→ Exercise task
Write out every entry, unchanged. Skip any picture.

→ Material provided
* begin *

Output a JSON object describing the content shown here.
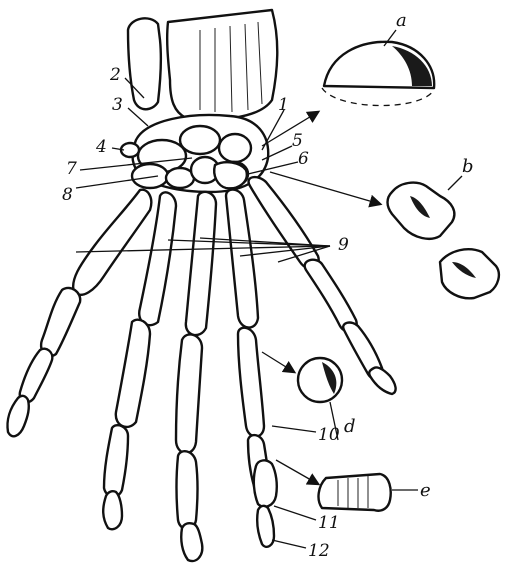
{
  "labels": {
    "n1": "1",
    "n2": "2",
    "n3": "3",
    "n4": "4",
    "n5": "5",
    "n6": "6",
    "n7": "7",
    "n8": "8",
    "n9": "9",
    "n10": "10",
    "n11": "11",
    "n12": "12",
    "a": "a",
    "b": "b",
    "d": "d",
    "e": "e"
  }
}
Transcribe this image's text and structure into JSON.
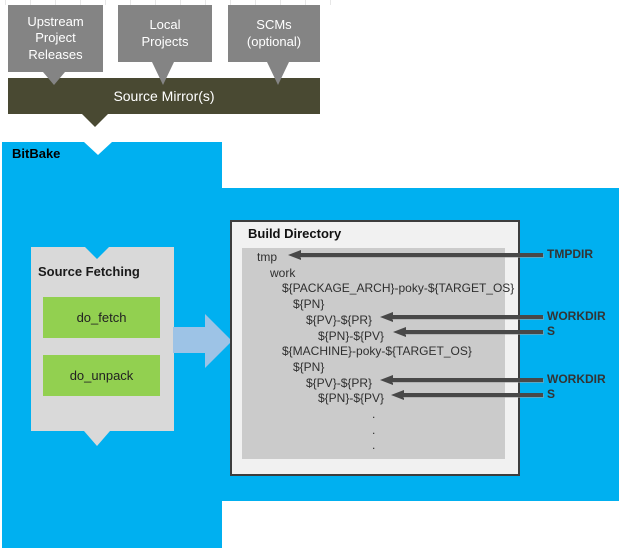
{
  "diagram": {
    "sources": {
      "upstream": "Upstream\nProject\nReleases",
      "local": "Local\nProjects",
      "scms": "SCMs\n(optional)",
      "mirror": "Source Mirror(s)"
    },
    "bitbake": {
      "label": "BitBake",
      "fetching": {
        "title": "Source Fetching",
        "tasks": [
          "do_fetch",
          "do_unpack"
        ]
      },
      "build": {
        "title": "Build Directory",
        "tree": [
          "tmp",
          "work",
          "${PACKAGE_ARCH}-poky-${TARGET_OS}",
          "${PN}",
          "${PV}-${PR}",
          "${PN}-${PV}",
          "${MACHINE}-poky-${TARGET_OS}",
          "${PN}",
          "${PV}-${PR}",
          "${PN}-${PV}",
          ".",
          ".",
          "."
        ]
      },
      "labels": [
        "TMPDIR",
        "WORKDIR",
        "S",
        "WORKDIR",
        "S"
      ]
    },
    "colors": {
      "bitbake_blue": "#00b0f0",
      "mirror_olive": "#494932",
      "source_gray": "#848484",
      "panel_gray": "#d9d9d9",
      "tree_panel_gray": "#cbcbcb",
      "task_green": "#92d050",
      "flow_arrow_blue": "#9dc3e6",
      "pointer_arrow_gray": "#484848"
    }
  }
}
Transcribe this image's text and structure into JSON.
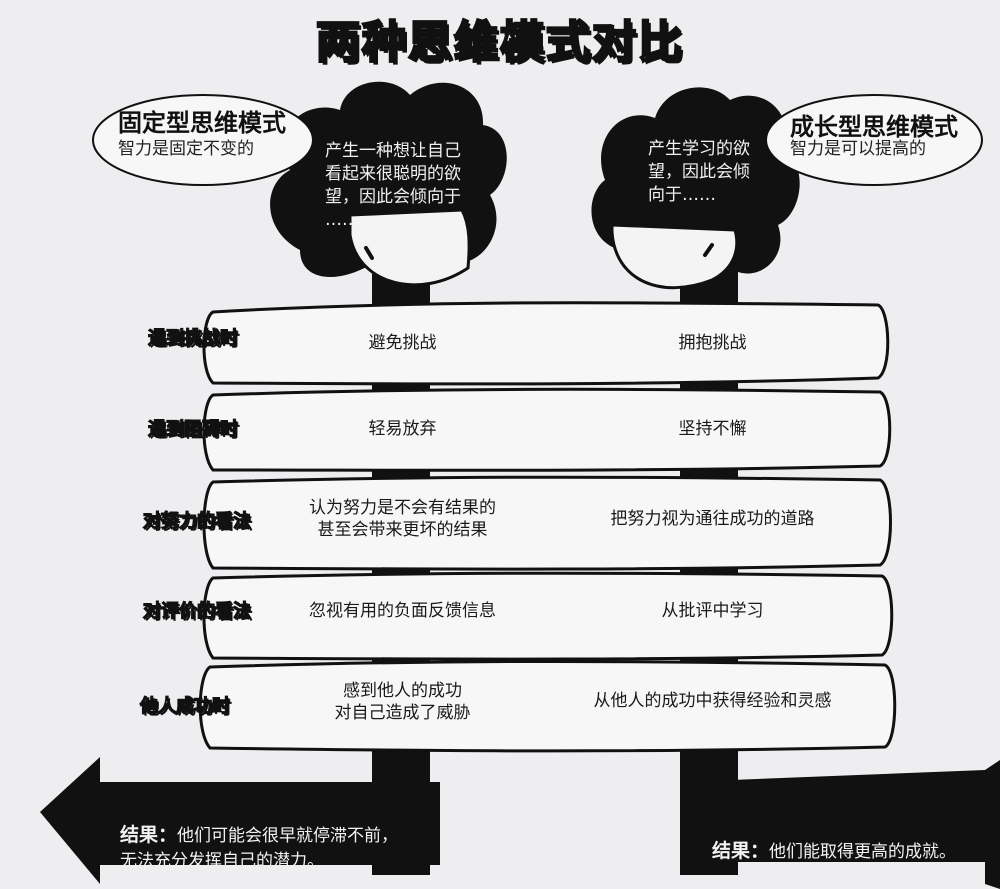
{
  "title": "两种思维模式对比",
  "fixed": {
    "name": "固定型思维模式",
    "desc": "智力是固定不变的",
    "thought": "产生一种想让自己\n看起来很聪明的欲\n望，因此会倾向于\n……"
  },
  "growth": {
    "name": "成长型思维模式",
    "desc": "智力是可以提高的",
    "thought": "产生学习的欲\n望，因此会倾\n向于……"
  },
  "rows": [
    {
      "label": "遇到挑战时",
      "fixed": "避免挑战",
      "growth": "拥抱挑战"
    },
    {
      "label": "遇到阻碍时",
      "fixed": "轻易放弃",
      "growth": "坚持不懈"
    },
    {
      "label": "对努力的看法",
      "fixed": "认为努力是不会有结果的\n甚至会带来更坏的结果",
      "growth": "把努力视为通往成功的道路"
    },
    {
      "label": "对评价的看法",
      "fixed": "忽视有用的负面反馈信息",
      "growth": "从批评中学习"
    },
    {
      "label": "他人成功时",
      "fixed": "感到他人的成功\n对自己造成了威胁",
      "growth": "从他人的成功中获得经验和灵感"
    }
  ],
  "results": {
    "left_label": "结果：",
    "left_text": "他们可能会很早就停滞不前，\n无法充分发挥自己的潜力。",
    "right_label": "结果：",
    "right_text": "他们能取得更高的成就。"
  },
  "colors": {
    "ink": "#111111",
    "paper": "#eeeef0",
    "panel": "#f7f7f7"
  }
}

* end *

→ The solution
Output a JSON object describing the content shown here.
{
  "labels": {
    "n1": "1",
    "n2": "2",
    "n3": "3",
    "n4": "4",
    "n5": "5",
    "n6": "6",
    "n7": "7",
    "n8": "8",
    "n9": "9",
    "n10": "10",
    "n11": "11",
    "n12": "12",
    "a": "a",
    "b": "b",
    "d": "d",
    "e": "e"
  }
}
Transcribe this image's text and structure into JSON.
{
  "diagram": {
    "sources": {
      "upstream": "Upstream\nProject\nReleases",
      "local": "Local\nProjects",
      "scms": "SCMs\n(optional)",
      "mirror": "Source Mirror(s)"
    },
    "bitbake": {
      "label": "BitBake",
      "fetching": {
        "title": "Source Fetching",
        "tasks": [
          "do_fetch",
          "do_unpack"
        ]
      },
      "build": {
        "title": "Build Directory",
        "tree": [
          "tmp",
          "work",
          "${PACKAGE_ARCH}-poky-${TARGET_OS}",
          "${PN}",
          "${PV}-${PR}",
          "${PN}-${PV}",
          "${MACHINE}-poky-${TARGET_OS}",
          "${PN}",
          "${PV}-${PR}",
          "${PN}-${PV}",
          ".",
          ".",
          "."
        ]
      },
      "labels": [
        "TMPDIR",
        "WORKDIR",
        "S",
        "WORKDIR",
        "S"
      ]
    },
    "colors": {
      "bitbake_blue": "#00b0f0",
      "mirror_olive": "#494932",
      "source_gray": "#848484",
      "panel_gray": "#d9d9d9",
      "tree_panel_gray": "#cbcbcb",
      "task_green": "#92d050",
      "flow_arrow_blue": "#9dc3e6",
      "pointer_arrow_gray": "#484848"
    }
  }
}
Transcribe this image's text and structure into JSON.
{
  "title": "两种思维模式对比",
  "fixed": {
    "name": "固定型思维模式",
    "desc": "智力是固定不变的",
    "thought": "产生一种想让自己\n看起来很聪明的欲\n望，因此会倾向于\n……"
  },
  "growth": {
    "name": "成长型思维模式",
    "desc": "智力是可以提高的",
    "thought": "产生学习的欲\n望，因此会倾\n向于……"
  },
  "rows": [
    {
      "label": "遇到挑战时",
      "fixed": "避免挑战",
      "growth": "拥抱挑战"
    },
    {
      "label": "遇到阻碍时",
      "fixed": "轻易放弃",
      "growth": "坚持不懈"
    },
    {
      "label": "对努力的看法",
      "fixed": "认为努力是不会有结果的\n甚至会带来更坏的结果",
      "growth": "把努力视为通往成功的道路"
    },
    {
      "label": "对评价的看法",
      "fixed": "忽视有用的负面反馈信息",
      "growth": "从批评中学习"
    },
    {
      "label": "他人成功时",
      "fixed": "感到他人的成功\n对自己造成了威胁",
      "growth": "从他人的成功中获得经验和灵感"
    }
  ],
  "results": {
    "left_label": "结果：",
    "left_text": "他们可能会很早就停滞不前，\n无法充分发挥自己的潜力。",
    "right_label": "结果：",
    "right_text": "他们能取得更高的成就。"
  },
  "colors": {
    "ink": "#111111",
    "paper": "#eeeef0",
    "panel": "#f7f7f7"
  }
}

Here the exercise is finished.